- [Required work]
Check each line of the records for "days"; collect those that have it.

____________________

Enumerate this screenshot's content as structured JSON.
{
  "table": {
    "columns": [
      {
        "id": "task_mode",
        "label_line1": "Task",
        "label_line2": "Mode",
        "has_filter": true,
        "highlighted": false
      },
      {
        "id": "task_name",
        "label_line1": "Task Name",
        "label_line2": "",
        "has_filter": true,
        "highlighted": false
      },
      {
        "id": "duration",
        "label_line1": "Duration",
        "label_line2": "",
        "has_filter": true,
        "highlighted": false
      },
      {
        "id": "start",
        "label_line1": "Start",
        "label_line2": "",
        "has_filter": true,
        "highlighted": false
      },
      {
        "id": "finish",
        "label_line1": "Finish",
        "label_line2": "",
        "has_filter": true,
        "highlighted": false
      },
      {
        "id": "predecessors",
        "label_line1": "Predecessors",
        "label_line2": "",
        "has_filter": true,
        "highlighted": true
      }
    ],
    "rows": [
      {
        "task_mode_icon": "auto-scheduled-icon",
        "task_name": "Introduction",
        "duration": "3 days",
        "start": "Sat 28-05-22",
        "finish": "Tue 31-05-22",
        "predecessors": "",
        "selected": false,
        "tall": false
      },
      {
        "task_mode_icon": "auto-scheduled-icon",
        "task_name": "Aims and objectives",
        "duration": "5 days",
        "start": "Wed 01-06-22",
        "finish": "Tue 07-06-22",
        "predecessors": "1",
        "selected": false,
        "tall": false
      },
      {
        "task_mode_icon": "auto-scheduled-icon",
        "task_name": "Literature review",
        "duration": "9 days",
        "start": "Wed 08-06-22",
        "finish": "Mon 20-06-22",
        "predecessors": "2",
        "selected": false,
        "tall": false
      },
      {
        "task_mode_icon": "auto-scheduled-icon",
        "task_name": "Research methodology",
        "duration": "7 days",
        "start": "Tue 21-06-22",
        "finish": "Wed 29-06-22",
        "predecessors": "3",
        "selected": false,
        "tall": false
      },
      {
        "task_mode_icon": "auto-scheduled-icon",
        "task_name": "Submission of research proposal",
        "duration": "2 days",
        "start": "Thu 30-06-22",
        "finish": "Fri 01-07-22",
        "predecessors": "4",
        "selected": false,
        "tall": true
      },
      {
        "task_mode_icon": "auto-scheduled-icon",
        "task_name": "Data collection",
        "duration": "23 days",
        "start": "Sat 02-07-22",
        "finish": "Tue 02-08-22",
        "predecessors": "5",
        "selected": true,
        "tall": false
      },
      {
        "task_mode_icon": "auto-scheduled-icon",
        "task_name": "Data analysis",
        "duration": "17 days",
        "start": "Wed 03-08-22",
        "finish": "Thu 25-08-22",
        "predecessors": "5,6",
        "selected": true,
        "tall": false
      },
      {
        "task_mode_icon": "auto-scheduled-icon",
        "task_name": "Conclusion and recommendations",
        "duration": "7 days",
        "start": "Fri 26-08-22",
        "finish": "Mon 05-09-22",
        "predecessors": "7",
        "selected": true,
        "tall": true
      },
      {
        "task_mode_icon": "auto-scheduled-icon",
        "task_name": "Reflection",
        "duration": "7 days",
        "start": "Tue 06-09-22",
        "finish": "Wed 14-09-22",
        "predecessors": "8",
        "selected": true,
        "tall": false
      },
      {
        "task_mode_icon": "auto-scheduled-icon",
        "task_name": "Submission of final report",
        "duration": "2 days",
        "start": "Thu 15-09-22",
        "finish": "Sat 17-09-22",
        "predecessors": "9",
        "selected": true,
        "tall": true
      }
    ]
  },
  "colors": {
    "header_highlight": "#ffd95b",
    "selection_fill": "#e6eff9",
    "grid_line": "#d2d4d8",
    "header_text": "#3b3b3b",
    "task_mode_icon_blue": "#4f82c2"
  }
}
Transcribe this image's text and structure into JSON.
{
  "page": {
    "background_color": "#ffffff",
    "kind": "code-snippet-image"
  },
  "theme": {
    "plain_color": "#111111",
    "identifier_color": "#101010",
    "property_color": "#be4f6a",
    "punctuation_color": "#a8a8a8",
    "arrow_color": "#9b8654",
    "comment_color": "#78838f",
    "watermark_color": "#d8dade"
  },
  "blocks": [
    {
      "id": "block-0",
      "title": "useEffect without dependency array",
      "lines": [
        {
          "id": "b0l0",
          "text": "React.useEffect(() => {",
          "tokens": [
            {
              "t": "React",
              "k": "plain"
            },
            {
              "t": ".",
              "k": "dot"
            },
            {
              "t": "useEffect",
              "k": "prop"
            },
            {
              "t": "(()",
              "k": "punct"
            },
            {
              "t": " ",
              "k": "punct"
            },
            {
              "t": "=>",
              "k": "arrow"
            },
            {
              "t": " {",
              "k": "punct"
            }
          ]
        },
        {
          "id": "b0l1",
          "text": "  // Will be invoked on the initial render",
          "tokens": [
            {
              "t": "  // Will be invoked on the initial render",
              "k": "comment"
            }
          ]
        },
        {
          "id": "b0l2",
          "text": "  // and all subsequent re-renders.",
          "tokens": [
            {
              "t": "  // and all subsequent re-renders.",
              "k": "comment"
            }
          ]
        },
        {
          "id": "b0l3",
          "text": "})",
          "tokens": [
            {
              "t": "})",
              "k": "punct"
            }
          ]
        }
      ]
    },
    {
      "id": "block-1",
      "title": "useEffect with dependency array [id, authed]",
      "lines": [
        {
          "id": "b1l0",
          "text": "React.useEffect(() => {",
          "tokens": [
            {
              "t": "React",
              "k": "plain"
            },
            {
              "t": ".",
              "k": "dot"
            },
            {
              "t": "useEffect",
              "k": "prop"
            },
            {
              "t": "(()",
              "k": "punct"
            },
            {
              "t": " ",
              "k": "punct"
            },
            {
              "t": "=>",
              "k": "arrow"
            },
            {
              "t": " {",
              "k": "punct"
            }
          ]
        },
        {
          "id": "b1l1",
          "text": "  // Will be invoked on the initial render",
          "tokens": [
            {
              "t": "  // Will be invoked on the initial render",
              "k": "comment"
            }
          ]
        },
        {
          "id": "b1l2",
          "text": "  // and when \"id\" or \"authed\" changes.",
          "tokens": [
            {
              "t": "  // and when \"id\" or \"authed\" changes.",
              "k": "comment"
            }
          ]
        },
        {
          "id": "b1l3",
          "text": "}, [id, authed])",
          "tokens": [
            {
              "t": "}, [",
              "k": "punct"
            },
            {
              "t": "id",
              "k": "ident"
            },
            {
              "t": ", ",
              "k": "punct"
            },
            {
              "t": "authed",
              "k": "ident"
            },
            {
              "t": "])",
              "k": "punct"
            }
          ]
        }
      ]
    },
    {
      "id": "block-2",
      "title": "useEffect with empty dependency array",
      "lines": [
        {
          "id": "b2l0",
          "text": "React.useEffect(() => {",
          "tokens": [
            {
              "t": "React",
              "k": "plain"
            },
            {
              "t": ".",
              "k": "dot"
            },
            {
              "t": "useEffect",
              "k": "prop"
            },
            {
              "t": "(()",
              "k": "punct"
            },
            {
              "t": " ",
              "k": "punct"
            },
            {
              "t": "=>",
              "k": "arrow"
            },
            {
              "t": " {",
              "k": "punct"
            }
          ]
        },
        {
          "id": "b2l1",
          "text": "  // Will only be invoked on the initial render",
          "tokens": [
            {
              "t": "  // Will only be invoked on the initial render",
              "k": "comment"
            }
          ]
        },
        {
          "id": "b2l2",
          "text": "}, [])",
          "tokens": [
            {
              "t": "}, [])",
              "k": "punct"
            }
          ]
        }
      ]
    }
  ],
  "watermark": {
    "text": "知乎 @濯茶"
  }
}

____________________

- [Completed task]
        "duration": "3 days",
        "duration": "5 days",
        "duration": "9 days",
        "duration": "7 days",
        "duration": "2 days",
        "duration": "23 days",
        "duration": "17 days",
        "duration": "7 days",
        "duration": "7 days",
        "duration": "2 days",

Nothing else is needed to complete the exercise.